## Instructions for the task
Identify all lines in the data containing the string "icon". Copy them out.

## Raw records
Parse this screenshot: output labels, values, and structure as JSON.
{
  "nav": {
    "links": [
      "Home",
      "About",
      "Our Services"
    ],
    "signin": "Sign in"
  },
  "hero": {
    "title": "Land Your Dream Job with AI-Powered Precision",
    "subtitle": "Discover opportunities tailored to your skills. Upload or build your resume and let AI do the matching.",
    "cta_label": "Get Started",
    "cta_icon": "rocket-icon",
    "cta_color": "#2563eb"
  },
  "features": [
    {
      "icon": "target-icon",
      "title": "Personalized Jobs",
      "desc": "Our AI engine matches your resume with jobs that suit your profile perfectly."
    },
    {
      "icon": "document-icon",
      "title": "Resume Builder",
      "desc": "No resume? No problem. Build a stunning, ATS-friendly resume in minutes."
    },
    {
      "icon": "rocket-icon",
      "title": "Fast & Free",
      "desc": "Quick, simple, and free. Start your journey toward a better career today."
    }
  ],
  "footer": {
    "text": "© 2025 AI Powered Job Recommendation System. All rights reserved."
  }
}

## The completed task
    "cta_icon": "rocket-icon",
      "icon": "target-icon",
      "icon": "document-icon",
      "icon": "rocket-icon",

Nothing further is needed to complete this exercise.